## Begin

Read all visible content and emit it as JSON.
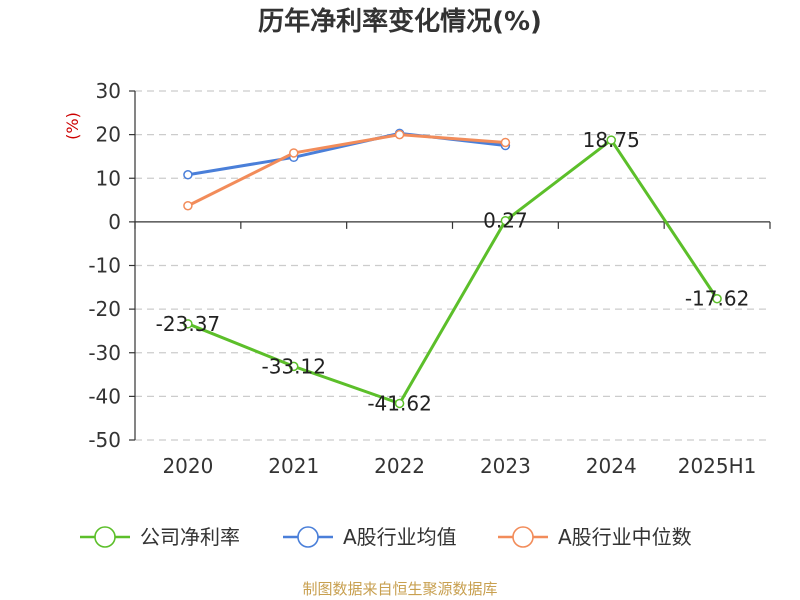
{
  "chart_data": {
    "type": "line",
    "title": "历年净利率变化情况(%)",
    "ylabel": "(%)",
    "categories": [
      "2020",
      "2021",
      "2022",
      "2023",
      "2024",
      "2025H1"
    ],
    "ylim": [
      -50,
      30
    ],
    "yticks": [
      "30",
      "20",
      "10",
      "0",
      "-10",
      "-20",
      "-30",
      "-40",
      "-50"
    ],
    "grid": true,
    "legend_position": "bottom",
    "series": [
      {
        "name": "公司净利率",
        "color": "#5cbf2a",
        "values": [
          -23.37,
          -33.12,
          -41.62,
          0.27,
          18.75,
          -17.62
        ],
        "labels": [
          "-23.37",
          "-33.12",
          "-41.62",
          "0.27",
          "18.75",
          "-17.62"
        ]
      },
      {
        "name": "A股行业均值",
        "color": "#4a7fd9",
        "values": [
          10.8,
          14.8,
          20.3,
          17.5,
          null,
          null
        ]
      },
      {
        "name": "A股行业中位数",
        "color": "#f28c5a",
        "values": [
          3.7,
          15.8,
          20.0,
          18.2,
          null,
          null
        ]
      }
    ],
    "source": "制图数据来自恒生聚源数据库",
    "colors": {
      "ylabel": "#cc0000",
      "source": "#c8a050",
      "axis": "#333333",
      "grid": "#cccccc"
    }
  }
}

## End

* What is needed
Using the records above, copy each line that contains "source".

* Written reply
    "source": "制图数据来自恒生聚源数据库",
      "source": "#c8a050",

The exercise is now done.